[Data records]
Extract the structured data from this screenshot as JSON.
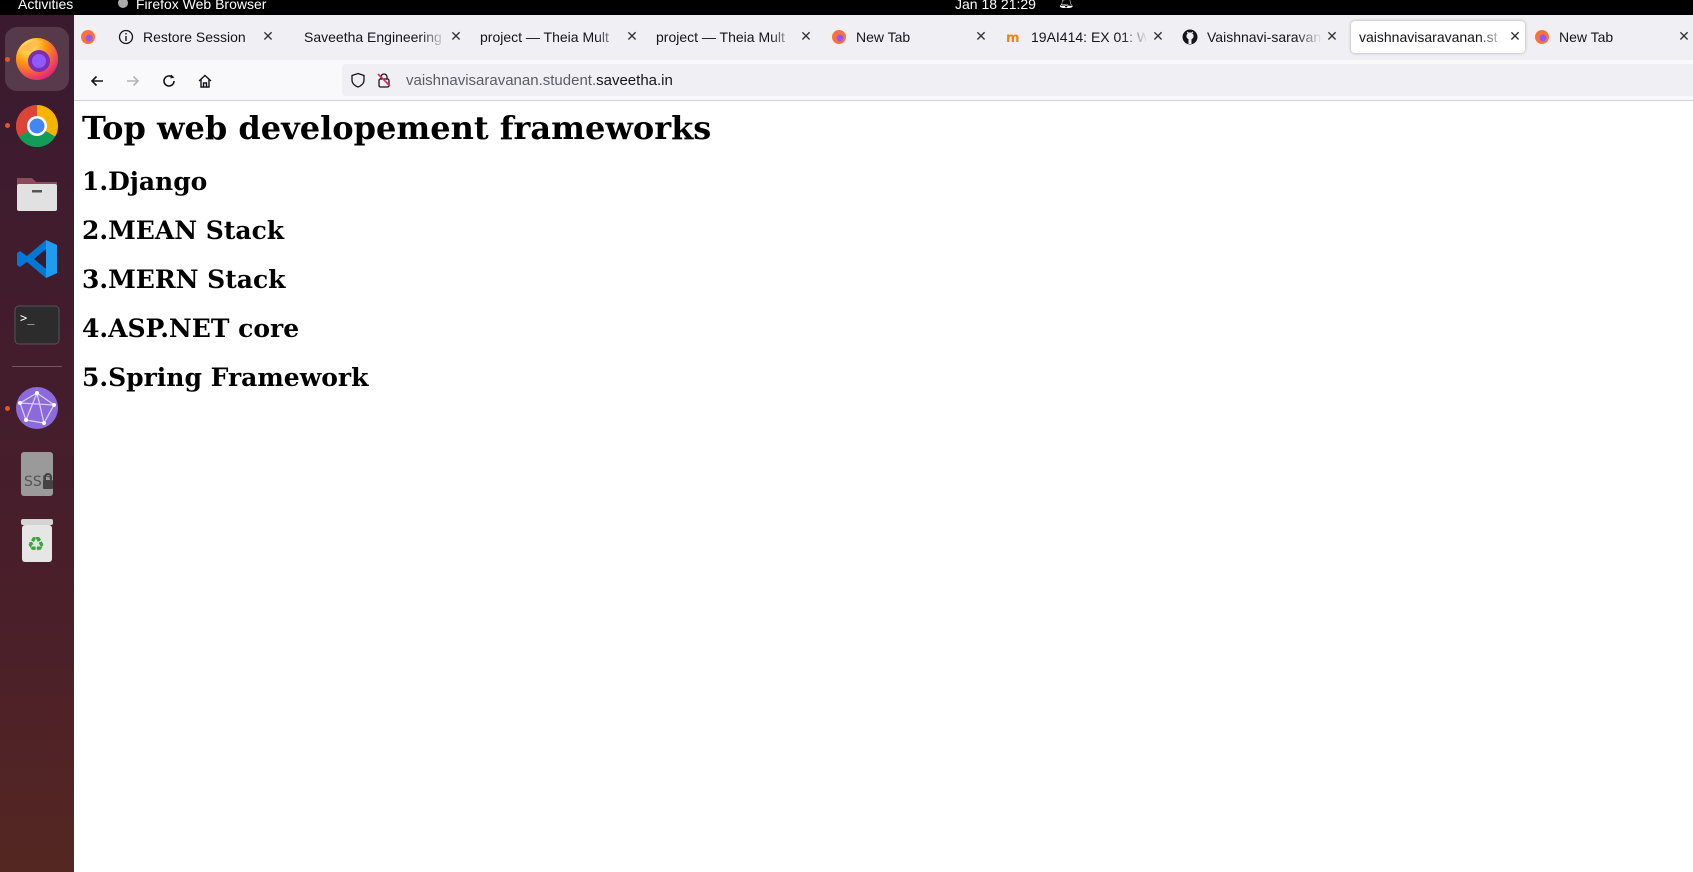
{
  "system": {
    "activities": "Activities",
    "app_name": "Firefox Web Browser",
    "clock": "Jan 18  21:29"
  },
  "dock": {
    "apps": [
      "firefox-icon",
      "chrome-icon",
      "files-icon",
      "vscode-icon",
      "terminal-icon",
      "network-icon",
      "ssd-drive-icon",
      "trash-icon"
    ],
    "running": [
      "firefox-icon",
      "chrome-icon",
      "network-icon"
    ]
  },
  "tabs": [
    {
      "label": "",
      "icon": "firefox-icon"
    },
    {
      "label": "Restore Session",
      "icon": "info-icon"
    },
    {
      "label": "Saveetha Engineering",
      "icon": ""
    },
    {
      "label": "project — Theia Mult",
      "icon": ""
    },
    {
      "label": "project — Theia Mult",
      "icon": ""
    },
    {
      "label": "New Tab",
      "icon": "firefox-icon"
    },
    {
      "label": "19AI414: EX 01: W",
      "icon": "moodle-icon"
    },
    {
      "label": "Vaishnavi-saravan",
      "icon": "github-icon"
    },
    {
      "label": "vaishnavisaravanan.st",
      "icon": "",
      "selected": true
    },
    {
      "label": "New Tab",
      "icon": "firefox-icon"
    }
  ],
  "address_bar": {
    "url_prefix": "vaishnavisaravanan.student.",
    "url_domain": "saveetha.in"
  },
  "page": {
    "heading": "Top web developement frameworks",
    "items": [
      "1.Django",
      "2.MEAN Stack",
      "3.MERN Stack",
      "4.ASP.NET core",
      "5.Spring Framework"
    ]
  },
  "colors": {
    "accent": "#e95420",
    "dock_top": "#3a1a2f",
    "dock_bottom": "#552722"
  }
}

### Exercise prompt
Without the pictures, return all the records precisely as they stand.

### Exercise output
Extract the structured data from this screenshot as JSON.
{
  "system": {
    "activities": "Activities",
    "app_name": "Firefox Web Browser",
    "clock": "Jan 18  21:29"
  },
  "dock": {
    "apps": [
      "firefox-icon",
      "chrome-icon",
      "files-icon",
      "vscode-icon",
      "terminal-icon",
      "network-icon",
      "ssd-drive-icon",
      "trash-icon"
    ],
    "running": [
      "firefox-icon",
      "chrome-icon",
      "network-icon"
    ]
  },
  "tabs": [
    {
      "label": "",
      "icon": "firefox-icon"
    },
    {
      "label": "Restore Session",
      "icon": "info-icon"
    },
    {
      "label": "Saveetha Engineering",
      "icon": ""
    },
    {
      "label": "project — Theia Mult",
      "icon": ""
    },
    {
      "label": "project — Theia Mult",
      "icon": ""
    },
    {
      "label": "New Tab",
      "icon": "firefox-icon"
    },
    {
      "label": "19AI414: EX 01: W",
      "icon": "moodle-icon"
    },
    {
      "label": "Vaishnavi-saravan",
      "icon": "github-icon"
    },
    {
      "label": "vaishnavisaravanan.st",
      "icon": "",
      "selected": true
    },
    {
      "label": "New Tab",
      "icon": "firefox-icon"
    }
  ],
  "address_bar": {
    "url_prefix": "vaishnavisaravanan.student.",
    "url_domain": "saveetha.in"
  },
  "page": {
    "heading": "Top web developement frameworks",
    "items": [
      "1.Django",
      "2.MEAN Stack",
      "3.MERN Stack",
      "4.ASP.NET core",
      "5.Spring Framework"
    ]
  },
  "colors": {
    "accent": "#e95420",
    "dock_top": "#3a1a2f",
    "dock_bottom": "#552722"
  }
}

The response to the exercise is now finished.